[START Supplied records]

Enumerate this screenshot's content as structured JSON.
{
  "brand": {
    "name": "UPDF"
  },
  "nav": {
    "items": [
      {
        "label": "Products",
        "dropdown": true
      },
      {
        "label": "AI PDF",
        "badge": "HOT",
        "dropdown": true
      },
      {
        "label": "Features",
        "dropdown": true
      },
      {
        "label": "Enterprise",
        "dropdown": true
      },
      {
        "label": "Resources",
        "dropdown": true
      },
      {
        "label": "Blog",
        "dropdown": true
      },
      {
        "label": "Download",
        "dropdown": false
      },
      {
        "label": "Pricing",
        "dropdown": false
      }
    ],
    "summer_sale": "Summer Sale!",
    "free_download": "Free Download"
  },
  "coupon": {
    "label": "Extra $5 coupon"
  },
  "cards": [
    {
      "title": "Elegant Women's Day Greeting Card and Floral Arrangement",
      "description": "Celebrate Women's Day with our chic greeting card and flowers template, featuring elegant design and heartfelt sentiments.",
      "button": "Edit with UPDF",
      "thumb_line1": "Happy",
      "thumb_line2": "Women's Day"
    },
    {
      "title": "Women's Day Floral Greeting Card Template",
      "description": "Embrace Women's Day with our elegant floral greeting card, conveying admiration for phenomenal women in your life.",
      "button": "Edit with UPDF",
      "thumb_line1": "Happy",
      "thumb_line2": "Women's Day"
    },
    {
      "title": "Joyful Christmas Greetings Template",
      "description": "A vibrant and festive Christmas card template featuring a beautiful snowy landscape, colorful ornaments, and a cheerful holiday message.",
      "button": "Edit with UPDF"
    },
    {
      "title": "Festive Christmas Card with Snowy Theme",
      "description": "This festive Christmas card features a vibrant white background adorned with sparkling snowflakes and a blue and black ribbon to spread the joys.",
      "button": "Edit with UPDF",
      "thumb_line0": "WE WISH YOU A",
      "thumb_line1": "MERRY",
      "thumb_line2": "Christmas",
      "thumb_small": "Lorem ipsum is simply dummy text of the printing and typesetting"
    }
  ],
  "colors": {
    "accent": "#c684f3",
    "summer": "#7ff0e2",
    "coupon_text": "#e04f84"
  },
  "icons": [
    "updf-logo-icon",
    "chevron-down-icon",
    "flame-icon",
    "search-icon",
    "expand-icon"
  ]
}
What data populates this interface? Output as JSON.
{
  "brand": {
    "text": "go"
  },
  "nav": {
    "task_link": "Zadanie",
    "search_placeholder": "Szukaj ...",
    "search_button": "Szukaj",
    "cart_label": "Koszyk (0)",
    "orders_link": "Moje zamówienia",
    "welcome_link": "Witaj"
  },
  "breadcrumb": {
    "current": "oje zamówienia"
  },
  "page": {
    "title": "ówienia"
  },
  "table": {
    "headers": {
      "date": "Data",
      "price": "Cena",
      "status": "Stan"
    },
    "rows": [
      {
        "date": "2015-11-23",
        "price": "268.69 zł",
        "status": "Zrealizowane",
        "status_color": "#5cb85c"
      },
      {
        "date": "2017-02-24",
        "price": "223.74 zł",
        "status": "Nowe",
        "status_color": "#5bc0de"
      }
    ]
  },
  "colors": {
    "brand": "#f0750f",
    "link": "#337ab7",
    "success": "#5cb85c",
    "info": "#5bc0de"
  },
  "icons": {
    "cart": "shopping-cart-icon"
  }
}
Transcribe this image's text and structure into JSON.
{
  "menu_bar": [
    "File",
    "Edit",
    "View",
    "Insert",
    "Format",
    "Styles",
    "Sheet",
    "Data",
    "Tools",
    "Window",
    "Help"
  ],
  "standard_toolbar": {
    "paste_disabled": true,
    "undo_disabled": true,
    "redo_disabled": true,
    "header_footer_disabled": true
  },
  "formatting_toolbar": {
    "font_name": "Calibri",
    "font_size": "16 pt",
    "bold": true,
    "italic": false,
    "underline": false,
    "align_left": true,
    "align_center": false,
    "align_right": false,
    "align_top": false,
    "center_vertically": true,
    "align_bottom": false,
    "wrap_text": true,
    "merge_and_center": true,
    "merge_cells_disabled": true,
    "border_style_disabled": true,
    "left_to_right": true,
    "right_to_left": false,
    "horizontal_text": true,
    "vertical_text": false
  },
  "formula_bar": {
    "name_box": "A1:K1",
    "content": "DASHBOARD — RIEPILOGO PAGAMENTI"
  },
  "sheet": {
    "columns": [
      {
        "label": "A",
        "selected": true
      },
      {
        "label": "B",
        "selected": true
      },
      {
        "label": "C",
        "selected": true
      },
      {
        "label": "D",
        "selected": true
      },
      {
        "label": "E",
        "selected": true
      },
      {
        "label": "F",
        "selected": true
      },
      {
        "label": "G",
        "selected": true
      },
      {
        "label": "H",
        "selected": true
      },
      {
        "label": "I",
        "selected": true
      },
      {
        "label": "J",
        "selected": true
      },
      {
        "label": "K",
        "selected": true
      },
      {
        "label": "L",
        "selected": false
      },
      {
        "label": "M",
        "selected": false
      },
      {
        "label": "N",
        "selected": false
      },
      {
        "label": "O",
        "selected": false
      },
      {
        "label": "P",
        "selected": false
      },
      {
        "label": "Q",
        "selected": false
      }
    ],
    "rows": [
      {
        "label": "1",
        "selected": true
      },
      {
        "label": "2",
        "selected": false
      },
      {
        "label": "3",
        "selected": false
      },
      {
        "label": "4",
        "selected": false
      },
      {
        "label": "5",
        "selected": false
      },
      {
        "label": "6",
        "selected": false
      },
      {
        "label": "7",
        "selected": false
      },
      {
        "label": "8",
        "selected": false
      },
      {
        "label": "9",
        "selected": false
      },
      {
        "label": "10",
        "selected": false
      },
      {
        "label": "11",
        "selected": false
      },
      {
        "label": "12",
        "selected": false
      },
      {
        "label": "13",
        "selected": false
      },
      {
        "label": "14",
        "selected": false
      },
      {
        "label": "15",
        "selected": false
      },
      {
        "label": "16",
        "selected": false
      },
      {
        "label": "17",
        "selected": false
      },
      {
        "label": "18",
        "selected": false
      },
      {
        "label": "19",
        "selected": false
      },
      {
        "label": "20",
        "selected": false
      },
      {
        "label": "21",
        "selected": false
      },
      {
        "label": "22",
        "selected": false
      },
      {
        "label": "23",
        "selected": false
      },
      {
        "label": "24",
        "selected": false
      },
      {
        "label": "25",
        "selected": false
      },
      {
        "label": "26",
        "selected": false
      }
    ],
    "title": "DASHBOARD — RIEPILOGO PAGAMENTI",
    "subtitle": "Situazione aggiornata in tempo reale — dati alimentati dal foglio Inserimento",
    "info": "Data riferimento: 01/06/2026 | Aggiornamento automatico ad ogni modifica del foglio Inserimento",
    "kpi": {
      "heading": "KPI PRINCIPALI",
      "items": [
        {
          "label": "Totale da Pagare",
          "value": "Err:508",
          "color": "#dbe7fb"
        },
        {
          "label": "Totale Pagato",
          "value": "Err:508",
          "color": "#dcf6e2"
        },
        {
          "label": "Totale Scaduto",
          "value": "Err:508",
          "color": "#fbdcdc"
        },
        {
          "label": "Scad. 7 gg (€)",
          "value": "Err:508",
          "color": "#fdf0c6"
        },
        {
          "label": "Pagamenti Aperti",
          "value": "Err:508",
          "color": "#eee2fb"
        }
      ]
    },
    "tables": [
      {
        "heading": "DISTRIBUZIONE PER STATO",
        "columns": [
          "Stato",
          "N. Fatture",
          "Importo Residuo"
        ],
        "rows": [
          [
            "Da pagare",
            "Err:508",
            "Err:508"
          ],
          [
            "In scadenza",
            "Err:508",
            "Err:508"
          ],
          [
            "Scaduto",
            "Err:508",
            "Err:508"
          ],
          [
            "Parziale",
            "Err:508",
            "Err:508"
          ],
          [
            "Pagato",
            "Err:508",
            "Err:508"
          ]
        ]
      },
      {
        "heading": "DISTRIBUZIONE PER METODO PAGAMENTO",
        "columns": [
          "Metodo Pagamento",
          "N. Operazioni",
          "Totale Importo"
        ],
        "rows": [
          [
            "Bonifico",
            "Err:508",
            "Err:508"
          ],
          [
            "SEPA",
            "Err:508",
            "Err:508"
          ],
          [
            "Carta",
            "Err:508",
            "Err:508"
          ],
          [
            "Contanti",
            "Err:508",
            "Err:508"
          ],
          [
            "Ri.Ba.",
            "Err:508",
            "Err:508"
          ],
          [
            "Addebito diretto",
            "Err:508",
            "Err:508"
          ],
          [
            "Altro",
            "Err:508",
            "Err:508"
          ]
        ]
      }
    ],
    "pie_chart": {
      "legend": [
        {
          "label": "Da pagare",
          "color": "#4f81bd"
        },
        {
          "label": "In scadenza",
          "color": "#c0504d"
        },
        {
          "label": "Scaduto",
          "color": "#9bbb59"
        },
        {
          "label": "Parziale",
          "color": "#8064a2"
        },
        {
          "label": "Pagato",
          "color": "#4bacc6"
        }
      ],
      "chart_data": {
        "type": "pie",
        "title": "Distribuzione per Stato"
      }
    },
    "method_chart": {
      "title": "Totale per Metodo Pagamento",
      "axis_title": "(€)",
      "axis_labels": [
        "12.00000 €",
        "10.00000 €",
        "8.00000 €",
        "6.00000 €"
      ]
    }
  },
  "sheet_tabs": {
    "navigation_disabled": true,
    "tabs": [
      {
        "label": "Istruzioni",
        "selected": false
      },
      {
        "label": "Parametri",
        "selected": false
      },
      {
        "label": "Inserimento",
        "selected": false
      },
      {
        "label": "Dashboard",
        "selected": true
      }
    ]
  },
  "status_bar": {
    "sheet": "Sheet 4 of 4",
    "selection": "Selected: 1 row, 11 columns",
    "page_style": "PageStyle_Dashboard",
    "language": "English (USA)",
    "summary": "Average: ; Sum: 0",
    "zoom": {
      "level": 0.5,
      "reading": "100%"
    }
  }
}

[END Supplied records]

Problem to solve: Each line holding "featuring" must be found and copied.

Solved exercise:
      "description": "Celebrate Women's Day with our chic greeting card and flowers template, featuring elegant design and heartfelt sentiments.",
      "description": "A vibrant and festive Christmas card template featuring a beautiful snowy landscape, colorful ornaments, and a cheerful holiday message.",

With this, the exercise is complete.